** Task requirements **
Reproduce all the entries precisely.

** Entries shown **
------------
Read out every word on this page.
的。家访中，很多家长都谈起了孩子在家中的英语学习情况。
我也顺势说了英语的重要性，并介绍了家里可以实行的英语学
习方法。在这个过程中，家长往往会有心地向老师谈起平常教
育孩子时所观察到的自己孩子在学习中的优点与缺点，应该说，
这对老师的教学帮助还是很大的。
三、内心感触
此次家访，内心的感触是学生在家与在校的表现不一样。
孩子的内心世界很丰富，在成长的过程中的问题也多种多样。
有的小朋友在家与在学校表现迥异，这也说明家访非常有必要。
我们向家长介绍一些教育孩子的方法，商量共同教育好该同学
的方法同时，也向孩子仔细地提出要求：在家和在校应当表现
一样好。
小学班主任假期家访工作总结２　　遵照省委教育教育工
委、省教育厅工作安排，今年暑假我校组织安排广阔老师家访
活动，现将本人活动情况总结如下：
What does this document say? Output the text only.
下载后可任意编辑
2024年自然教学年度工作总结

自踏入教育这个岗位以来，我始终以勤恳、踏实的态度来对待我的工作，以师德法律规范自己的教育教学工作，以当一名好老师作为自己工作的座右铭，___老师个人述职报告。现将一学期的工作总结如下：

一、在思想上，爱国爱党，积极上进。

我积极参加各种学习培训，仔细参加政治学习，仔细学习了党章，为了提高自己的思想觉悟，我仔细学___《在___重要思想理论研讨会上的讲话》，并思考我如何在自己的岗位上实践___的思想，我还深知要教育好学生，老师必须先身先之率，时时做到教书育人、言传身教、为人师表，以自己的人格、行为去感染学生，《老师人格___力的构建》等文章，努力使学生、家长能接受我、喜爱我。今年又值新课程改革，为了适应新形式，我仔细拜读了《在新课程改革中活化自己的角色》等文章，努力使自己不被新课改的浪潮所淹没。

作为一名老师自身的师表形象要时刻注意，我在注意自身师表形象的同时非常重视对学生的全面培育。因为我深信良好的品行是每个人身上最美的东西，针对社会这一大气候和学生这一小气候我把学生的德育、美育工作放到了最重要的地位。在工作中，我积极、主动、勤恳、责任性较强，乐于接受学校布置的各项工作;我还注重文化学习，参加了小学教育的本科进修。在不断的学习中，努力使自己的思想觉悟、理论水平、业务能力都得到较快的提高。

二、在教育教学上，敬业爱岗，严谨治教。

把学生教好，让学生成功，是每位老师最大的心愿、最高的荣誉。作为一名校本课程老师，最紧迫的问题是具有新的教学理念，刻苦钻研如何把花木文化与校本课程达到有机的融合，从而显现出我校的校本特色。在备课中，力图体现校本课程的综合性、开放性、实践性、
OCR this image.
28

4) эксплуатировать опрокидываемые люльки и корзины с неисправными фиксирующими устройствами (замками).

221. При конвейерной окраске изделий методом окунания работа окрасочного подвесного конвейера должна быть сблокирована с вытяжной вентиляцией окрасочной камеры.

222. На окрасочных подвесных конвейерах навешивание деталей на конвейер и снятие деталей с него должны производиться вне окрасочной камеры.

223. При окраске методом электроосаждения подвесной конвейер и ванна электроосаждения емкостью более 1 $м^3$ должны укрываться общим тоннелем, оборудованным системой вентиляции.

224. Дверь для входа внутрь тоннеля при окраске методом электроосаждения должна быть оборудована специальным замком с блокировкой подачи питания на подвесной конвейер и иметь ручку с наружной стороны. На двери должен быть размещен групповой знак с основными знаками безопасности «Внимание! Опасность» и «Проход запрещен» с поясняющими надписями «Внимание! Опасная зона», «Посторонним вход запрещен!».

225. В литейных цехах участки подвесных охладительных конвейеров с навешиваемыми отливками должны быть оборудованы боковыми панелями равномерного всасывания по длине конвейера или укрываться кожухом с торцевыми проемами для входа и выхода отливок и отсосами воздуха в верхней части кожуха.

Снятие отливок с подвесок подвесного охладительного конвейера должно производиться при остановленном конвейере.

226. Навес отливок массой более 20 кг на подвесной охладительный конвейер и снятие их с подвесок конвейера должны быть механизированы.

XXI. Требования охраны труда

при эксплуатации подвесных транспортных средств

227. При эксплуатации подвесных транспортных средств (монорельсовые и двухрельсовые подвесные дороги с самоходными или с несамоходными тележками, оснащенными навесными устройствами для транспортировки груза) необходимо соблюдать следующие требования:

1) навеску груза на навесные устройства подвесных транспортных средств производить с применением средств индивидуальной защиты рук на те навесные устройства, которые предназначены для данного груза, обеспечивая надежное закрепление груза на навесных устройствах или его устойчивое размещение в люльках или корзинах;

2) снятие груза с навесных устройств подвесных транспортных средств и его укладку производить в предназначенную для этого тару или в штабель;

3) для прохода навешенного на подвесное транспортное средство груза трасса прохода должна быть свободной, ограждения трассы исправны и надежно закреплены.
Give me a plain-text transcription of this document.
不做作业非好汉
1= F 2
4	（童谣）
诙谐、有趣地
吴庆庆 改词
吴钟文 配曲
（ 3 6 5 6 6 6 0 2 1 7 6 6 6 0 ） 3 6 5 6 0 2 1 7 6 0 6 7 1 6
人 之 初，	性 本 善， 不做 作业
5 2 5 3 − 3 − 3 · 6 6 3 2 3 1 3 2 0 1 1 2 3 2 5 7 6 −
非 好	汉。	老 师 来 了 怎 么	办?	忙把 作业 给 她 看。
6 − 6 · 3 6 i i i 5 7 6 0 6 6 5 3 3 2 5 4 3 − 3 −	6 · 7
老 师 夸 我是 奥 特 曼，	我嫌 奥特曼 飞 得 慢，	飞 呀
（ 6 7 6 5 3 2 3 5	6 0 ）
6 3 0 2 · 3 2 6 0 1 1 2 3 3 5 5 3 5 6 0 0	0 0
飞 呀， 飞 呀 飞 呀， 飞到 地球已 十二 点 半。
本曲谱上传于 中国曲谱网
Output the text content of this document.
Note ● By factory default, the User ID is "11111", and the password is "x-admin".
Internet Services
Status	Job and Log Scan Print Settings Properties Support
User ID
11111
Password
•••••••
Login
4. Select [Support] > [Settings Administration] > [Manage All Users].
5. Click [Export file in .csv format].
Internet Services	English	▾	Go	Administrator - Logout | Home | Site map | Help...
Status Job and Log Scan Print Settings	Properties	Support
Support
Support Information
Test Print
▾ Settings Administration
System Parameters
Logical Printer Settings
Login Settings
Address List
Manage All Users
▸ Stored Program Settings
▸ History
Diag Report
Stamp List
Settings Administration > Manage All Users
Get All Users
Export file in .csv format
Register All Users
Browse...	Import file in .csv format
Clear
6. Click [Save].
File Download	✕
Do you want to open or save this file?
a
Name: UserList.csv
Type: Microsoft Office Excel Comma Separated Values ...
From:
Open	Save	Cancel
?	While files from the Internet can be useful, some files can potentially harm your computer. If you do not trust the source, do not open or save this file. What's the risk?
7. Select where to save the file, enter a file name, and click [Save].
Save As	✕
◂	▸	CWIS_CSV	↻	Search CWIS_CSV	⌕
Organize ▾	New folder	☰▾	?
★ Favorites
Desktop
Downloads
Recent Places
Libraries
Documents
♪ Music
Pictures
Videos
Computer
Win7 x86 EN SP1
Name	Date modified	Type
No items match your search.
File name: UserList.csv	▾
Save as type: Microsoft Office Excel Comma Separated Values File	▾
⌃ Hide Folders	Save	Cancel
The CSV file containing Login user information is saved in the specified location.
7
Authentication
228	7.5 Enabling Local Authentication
------------
** Right answer **
Read out every word on this page.
的。家访中，很多家长都谈起了孩子在家中的英语学习情况。
我也顺势说了英语的重要性，并介绍了家里可以实行的英语学
习方法。在这个过程中，家长往往会有心地向老师谈起平常教
育孩子时所观察到的自己孩子在学习中的优点与缺点，应该说，
这对老师的教学帮助还是很大的。
三、内心感触
此次家访，内心的感触是学生在家与在校的表现不一样。
孩子的内心世界很丰富，在成长的过程中的问题也多种多样。
有的小朋友在家与在学校表现迥异，这也说明家访非常有必要。
我们向家长介绍一些教育孩子的方法，商量共同教育好该同学
的方法同时，也向孩子仔细地提出要求：在家和在校应当表现
一样好。
小学班主任假期家访工作总结２　　遵照省委教育教育工
委、省教育厅工作安排，今年暑假我校组织安排广阔老师家访
活动，现将本人活动情况总结如下：
What does this document say? Output the text only.
下载后可任意编辑
2024年自然教学年度工作总结

自踏入教育这个岗位以来，我始终以勤恳、踏实的态度来对待我的工作，以师德法律规范自己的教育教学工作，以当一名好老师作为自己工作的座右铭，___老师个人述职报告。现将一学期的工作总结如下：

一、在思想上，爱国爱党，积极上进。

我积极参加各种学习培训，仔细参加政治学习，仔细学习了党章，为了提高自己的思想觉悟，我仔细学___《在___重要思想理论研讨会上的讲话》，并思考我如何在自己的岗位上实践___的思想，我还深知要教育好学生，老师必须先身先之率，时时做到教书育人、言传身教、为人师表，以自己的人格、行为去感染学生，《老师人格___力的构建》等文章，努力使学生、家长能接受我、喜爱我。今年又值新课程改革，为了适应新形式，我仔细拜读了《在新课程改革中活化自己的角色》等文章，努力使自己不被新课改的浪潮所淹没。

作为一名老师自身的师表形象要时刻注意，我在注意自身师表形象的同时非常重视对学生的全面培育。因为我深信良好的品行是每个人身上最美的东西，针对社会这一大气候和学生这一小气候我把学生的德育、美育工作放到了最重要的地位。在工作中，我积极、主动、勤恳、责任性较强，乐于接受学校布置的各项工作;我还注重文化学习，参加了小学教育的本科进修。在不断的学习中，努力使自己的思想觉悟、理论水平、业务能力都得到较快的提高。

二、在教育教学上，敬业爱岗，严谨治教。

把学生教好，让学生成功，是每位老师最大的心愿、最高的荣誉。作为一名校本课程老师，最紧迫的问题是具有新的教学理念，刻苦钻研如何把花木文化与校本课程达到有机的融合，从而显现出我校的校本特色。在备课中，力图体现校本课程的综合性、开放性、实践性、
OCR this image.
28

4) эксплуатировать опрокидываемые люльки и корзины с неисправными фиксирующими устройствами (замками).

221. При конвейерной окраске изделий методом окунания работа окрасочного подвесного конвейера должна быть сблокирована с вытяжной вентиляцией окрасочной камеры.

222. На окрасочных подвесных конвейерах навешивание деталей на конвейер и снятие деталей с него должны производиться вне окрасочной камеры.

223. При окраске методом электроосаждения подвесной конвейер и ванна электроосаждения емкостью более 1 $м^3$ должны укрываться общим тоннелем, оборудованным системой вентиляции.

224. Дверь для входа внутрь тоннеля при окраске методом электроосаждения должна быть оборудована специальным замком с блокировкой подачи питания на подвесной конвейер и иметь ручку с наружной стороны. На двери должен быть размещен групповой знак с основными знаками безопасности «Внимание! Опасность» и «Проход запрещен» с поясняющими надписями «Внимание! Опасная зона», «Посторонним вход запрещен!».

225. В литейных цехах участки подвесных охладительных конвейеров с навешиваемыми отливками должны быть оборудованы боковыми панелями равномерного всасывания по длине конвейера или укрываться кожухом с торцевыми проемами для входа и выхода отливок и отсосами воздуха в верхней части кожуха.

Снятие отливок с подвесок подвесного охладительного конвейера должно производиться при остановленном конвейере.

226. Навес отливок массой более 20 кг на подвесной охладительный конвейер и снятие их с подвесок конвейера должны быть механизированы.

XXI. Требования охраны труда

при эксплуатации подвесных транспортных средств

227. При эксплуатации подвесных транспортных средств (монорельсовые и двухрельсовые подвесные дороги с самоходными или с несамоходными тележками, оснащенными навесными устройствами для транспортировки груза) необходимо соблюдать следующие требования:

1) навеску груза на навесные устройства подвесных транспортных средств производить с применением средств индивидуальной защиты рук на те навесные устройства, которые предназначены для данного груза, обеспечивая надежное закрепление груза на навесных устройствах или его устойчивое размещение в люльках или корзинах;

2) снятие груза с навесных устройств подвесных транспортных средств и его укладку производить в предназначенную для этого тару или в штабель;

3) для прохода навешенного на подвесное транспортное средство груза трасса прохода должна быть свободной, ограждения трассы исправны и надежно закреплены.
Give me a plain-text transcription of this document.
不做作业非好汉
1= F 2
4	（童谣）
诙谐、有趣地
吴庆庆 改词
吴钟文 配曲
（ 3 6 5 6 6 6 0 2 1 7 6 6 6 0 ） 3 6 5 6 0 2 1 7 6 0 6 7 1 6
人 之 初，	性 本 善， 不做 作业
5 2 5 3 − 3 − 3 · 6 6 3 2 3 1 3 2 0 1 1 2 3 2 5 7 6 −
非 好	汉。	老 师 来 了 怎 么	办?	忙把 作业 给 她 看。
6 − 6 · 3 6 i i i 5 7 6 0 6 6 5 3 3 2 5 4 3 − 3 −	6 · 7
老 师 夸 我是 奥 特 曼，	我嫌 奥特曼 飞 得 慢，	飞 呀
（ 6 7 6 5 3 2 3 5	6 0 ）
6 3 0 2 · 3 2 6 0 1 1 2 3 3 5 5 3 5 6 0 0	0 0
飞 呀， 飞 呀 飞 呀， 飞到 地球已 十二 点 半。
本曲谱上传于 中国曲谱网
Output the text content of this document.
Note ● By factory default, the User ID is "11111", and the password is "x-admin".
Internet Services
Status	Job and Log Scan Print Settings Properties Support
User ID
11111
Password
•••••••
Login
4. Select [Support] > [Settings Administration] > [Manage All Users].
5. Click [Export file in .csv format].
Internet Services	English	▾	Go	Administrator - Logout | Home | Site map | Help...
Status Job and Log Scan Print Settings	Properties	Support
Support
Support Information
Test Print
▾ Settings Administration
System Parameters
Logical Printer Settings
Login Settings
Address List
Manage All Users
▸ Stored Program Settings
▸ History
Diag Report
Stamp List
Settings Administration > Manage All Users
Get All Users
Export file in .csv format
Register All Users
Browse...	Import file in .csv format
Clear
6. Click [Save].
File Download	✕
Do you want to open or save this file?
a
Name: UserList.csv
Type: Microsoft Office Excel Comma Separated Values ...
From:
Open	Save	Cancel
?	While files from the Internet can be useful, some files can potentially harm your computer. If you do not trust the source, do not open or save this file. What's the risk?
7. Select where to save the file, enter a file name, and click [Save].
Save As	✕
◂	▸	CWIS_CSV	↻	Search CWIS_CSV	⌕
Organize ▾	New folder	☰▾	?
★ Favorites
Desktop
Downloads
Recent Places
Libraries
Documents
♪ Music
Pictures
Videos
Computer
Win7 x86 EN SP1
Name	Date modified	Type
No items match your search.
File name: UserList.csv	▾
Save as type: Microsoft Office Excel Comma Separated Values File	▾
⌃ Hide Folders	Save	Cancel
The CSV file containing Login user information is saved in the specified location.
7
Authentication
228	7.5 Enabling Local Authentication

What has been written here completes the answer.